Given instruction
Your answer should be a single number: the count of lines that include the word "TradeWave".

===== Input data =====

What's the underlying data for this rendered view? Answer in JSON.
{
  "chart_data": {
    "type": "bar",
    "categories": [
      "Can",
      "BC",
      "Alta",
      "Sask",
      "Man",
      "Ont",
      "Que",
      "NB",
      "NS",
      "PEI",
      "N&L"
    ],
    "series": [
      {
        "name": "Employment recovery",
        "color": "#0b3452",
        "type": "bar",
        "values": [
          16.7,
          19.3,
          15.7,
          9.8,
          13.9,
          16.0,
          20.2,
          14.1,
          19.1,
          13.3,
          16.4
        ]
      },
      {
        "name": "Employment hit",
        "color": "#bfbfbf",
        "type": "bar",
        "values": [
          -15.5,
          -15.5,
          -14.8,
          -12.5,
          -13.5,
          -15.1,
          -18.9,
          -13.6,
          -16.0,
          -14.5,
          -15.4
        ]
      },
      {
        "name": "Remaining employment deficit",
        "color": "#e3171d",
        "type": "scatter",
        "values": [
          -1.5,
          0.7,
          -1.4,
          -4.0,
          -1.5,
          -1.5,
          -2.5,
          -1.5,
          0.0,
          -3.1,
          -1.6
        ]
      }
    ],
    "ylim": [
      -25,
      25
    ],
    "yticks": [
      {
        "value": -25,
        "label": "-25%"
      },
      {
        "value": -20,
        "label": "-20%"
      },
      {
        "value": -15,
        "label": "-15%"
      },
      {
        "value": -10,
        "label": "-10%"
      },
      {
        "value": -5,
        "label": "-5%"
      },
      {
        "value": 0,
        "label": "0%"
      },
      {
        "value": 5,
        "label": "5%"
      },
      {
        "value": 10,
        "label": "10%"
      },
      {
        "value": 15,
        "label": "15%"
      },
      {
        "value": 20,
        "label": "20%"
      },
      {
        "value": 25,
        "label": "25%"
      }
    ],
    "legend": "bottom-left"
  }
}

=====
===== Input data =====

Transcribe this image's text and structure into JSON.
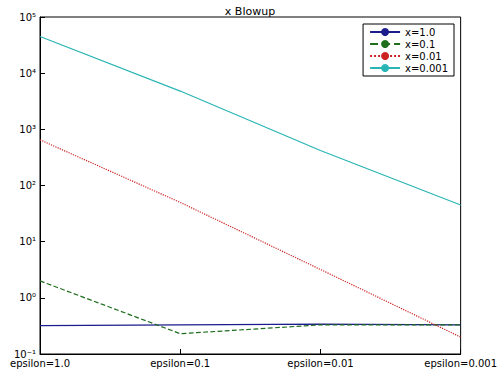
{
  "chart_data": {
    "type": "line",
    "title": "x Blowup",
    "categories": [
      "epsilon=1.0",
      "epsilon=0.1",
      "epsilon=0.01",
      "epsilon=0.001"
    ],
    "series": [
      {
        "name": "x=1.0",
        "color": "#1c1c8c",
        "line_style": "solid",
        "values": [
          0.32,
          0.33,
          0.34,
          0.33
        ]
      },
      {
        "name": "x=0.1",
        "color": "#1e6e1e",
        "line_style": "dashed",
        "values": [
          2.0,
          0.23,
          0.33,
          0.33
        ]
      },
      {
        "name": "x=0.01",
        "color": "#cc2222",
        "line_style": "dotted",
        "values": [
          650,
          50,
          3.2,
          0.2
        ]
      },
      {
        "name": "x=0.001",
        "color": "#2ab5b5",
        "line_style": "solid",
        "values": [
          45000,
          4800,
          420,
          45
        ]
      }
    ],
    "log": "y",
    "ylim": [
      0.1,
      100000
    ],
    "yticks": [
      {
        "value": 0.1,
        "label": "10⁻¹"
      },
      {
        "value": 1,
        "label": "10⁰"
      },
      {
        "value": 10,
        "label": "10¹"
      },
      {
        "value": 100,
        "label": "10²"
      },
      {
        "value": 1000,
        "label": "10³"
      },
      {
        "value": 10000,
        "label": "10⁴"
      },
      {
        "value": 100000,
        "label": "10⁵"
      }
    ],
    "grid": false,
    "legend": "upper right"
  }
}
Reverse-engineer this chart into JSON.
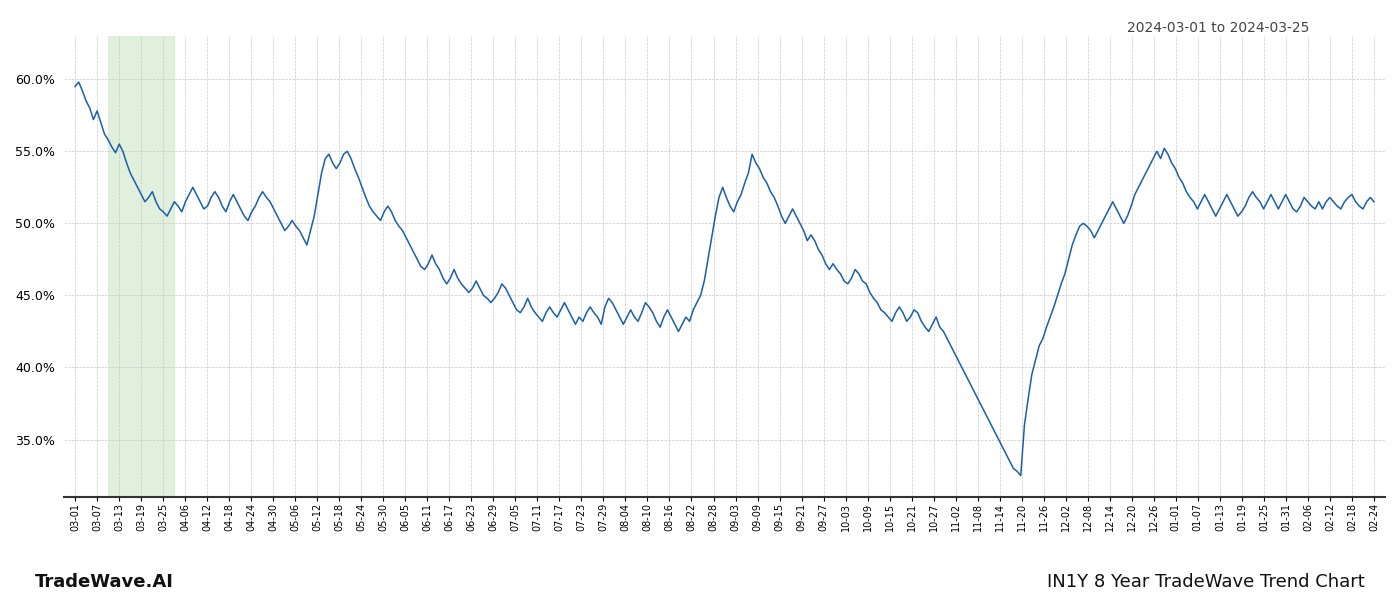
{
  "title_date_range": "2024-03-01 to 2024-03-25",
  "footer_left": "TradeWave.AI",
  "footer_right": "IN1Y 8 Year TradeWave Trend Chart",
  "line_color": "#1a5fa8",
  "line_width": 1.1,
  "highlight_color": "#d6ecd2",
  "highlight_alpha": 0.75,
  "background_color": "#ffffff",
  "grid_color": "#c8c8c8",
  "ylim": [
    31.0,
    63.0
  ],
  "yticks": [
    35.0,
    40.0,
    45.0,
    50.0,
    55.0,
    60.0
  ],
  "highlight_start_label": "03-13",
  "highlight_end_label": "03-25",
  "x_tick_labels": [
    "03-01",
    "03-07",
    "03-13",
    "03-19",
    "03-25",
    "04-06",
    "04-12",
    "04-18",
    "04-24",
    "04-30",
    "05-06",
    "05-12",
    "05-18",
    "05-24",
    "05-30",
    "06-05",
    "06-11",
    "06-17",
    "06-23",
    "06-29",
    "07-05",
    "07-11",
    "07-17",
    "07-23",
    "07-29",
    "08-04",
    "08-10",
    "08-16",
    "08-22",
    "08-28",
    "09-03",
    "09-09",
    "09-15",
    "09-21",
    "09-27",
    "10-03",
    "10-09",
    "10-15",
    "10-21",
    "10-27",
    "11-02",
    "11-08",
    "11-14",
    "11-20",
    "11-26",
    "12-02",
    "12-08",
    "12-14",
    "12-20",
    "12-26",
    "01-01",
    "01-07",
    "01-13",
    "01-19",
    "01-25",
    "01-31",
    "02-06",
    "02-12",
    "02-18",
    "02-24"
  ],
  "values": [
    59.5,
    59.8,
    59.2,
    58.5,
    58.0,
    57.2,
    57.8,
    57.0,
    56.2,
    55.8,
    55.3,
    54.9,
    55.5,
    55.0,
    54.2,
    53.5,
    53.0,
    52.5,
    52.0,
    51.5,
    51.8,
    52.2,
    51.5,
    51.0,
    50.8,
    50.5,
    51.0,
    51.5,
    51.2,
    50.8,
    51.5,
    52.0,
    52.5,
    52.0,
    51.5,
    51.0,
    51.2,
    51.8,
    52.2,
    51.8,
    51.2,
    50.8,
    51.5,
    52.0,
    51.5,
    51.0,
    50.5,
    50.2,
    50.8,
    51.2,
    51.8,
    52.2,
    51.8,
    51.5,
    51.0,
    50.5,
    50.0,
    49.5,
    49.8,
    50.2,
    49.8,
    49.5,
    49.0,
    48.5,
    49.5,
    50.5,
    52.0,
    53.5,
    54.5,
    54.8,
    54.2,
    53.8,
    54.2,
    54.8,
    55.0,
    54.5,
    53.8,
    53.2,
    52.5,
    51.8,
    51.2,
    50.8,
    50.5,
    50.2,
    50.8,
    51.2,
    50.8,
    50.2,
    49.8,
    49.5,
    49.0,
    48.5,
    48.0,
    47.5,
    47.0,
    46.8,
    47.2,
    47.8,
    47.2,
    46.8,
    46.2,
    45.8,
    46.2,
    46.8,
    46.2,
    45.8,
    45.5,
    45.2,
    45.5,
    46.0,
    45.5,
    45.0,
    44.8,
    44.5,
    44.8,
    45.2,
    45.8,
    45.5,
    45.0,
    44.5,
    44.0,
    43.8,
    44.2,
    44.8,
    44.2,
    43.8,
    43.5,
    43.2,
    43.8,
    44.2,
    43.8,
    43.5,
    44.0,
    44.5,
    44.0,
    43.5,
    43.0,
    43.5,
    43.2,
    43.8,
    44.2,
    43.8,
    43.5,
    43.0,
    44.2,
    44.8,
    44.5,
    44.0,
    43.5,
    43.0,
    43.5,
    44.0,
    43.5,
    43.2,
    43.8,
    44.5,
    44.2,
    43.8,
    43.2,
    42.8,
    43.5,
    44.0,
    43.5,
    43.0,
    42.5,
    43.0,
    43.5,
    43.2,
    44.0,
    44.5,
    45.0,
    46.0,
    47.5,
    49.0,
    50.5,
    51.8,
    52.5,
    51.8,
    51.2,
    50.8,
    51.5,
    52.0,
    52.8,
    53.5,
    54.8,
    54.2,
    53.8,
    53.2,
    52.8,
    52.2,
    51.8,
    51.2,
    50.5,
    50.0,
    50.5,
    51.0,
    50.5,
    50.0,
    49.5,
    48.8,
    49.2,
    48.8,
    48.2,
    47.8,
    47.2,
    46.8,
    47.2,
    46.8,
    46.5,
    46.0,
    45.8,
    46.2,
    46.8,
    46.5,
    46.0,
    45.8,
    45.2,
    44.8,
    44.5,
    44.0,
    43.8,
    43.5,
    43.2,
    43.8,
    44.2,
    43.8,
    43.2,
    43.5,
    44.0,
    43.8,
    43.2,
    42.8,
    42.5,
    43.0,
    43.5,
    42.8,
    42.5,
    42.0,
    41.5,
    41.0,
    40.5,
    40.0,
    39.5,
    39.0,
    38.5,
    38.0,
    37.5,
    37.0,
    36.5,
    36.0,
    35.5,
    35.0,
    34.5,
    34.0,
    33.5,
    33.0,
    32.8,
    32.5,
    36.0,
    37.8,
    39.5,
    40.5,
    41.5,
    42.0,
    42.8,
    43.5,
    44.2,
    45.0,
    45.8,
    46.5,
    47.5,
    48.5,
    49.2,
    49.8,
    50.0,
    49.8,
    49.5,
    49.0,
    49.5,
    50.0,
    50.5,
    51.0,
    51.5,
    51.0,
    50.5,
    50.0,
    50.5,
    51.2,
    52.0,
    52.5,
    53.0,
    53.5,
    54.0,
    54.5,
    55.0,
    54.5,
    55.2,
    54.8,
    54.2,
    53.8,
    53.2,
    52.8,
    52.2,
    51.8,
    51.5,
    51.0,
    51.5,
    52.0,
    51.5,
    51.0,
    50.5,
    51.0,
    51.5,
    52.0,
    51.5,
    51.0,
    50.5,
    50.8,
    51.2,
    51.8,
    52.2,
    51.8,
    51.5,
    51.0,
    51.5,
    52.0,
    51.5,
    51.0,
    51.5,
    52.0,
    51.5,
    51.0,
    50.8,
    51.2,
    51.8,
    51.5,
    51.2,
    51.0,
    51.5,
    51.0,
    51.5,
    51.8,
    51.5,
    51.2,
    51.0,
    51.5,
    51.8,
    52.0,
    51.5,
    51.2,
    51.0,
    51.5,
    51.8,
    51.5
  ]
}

=====
===== Input data =====

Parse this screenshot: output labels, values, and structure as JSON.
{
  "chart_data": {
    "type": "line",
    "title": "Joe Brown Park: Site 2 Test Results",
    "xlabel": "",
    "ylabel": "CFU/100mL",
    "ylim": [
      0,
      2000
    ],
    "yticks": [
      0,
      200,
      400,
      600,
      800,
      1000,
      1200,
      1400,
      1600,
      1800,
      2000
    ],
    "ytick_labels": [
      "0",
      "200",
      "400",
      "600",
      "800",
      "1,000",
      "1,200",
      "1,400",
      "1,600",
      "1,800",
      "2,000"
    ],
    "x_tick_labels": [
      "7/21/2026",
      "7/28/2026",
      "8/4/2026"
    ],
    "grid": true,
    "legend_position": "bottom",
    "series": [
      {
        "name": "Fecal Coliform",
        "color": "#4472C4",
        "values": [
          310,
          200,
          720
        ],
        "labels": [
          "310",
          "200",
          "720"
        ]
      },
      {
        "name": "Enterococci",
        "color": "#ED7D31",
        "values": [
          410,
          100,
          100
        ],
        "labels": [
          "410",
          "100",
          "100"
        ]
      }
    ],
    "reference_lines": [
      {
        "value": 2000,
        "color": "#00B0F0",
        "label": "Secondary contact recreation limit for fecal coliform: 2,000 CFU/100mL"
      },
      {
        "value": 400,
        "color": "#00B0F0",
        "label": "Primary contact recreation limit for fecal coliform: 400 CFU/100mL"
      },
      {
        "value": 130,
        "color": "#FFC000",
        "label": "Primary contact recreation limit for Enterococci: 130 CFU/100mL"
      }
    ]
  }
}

=====

Solution for this problem
2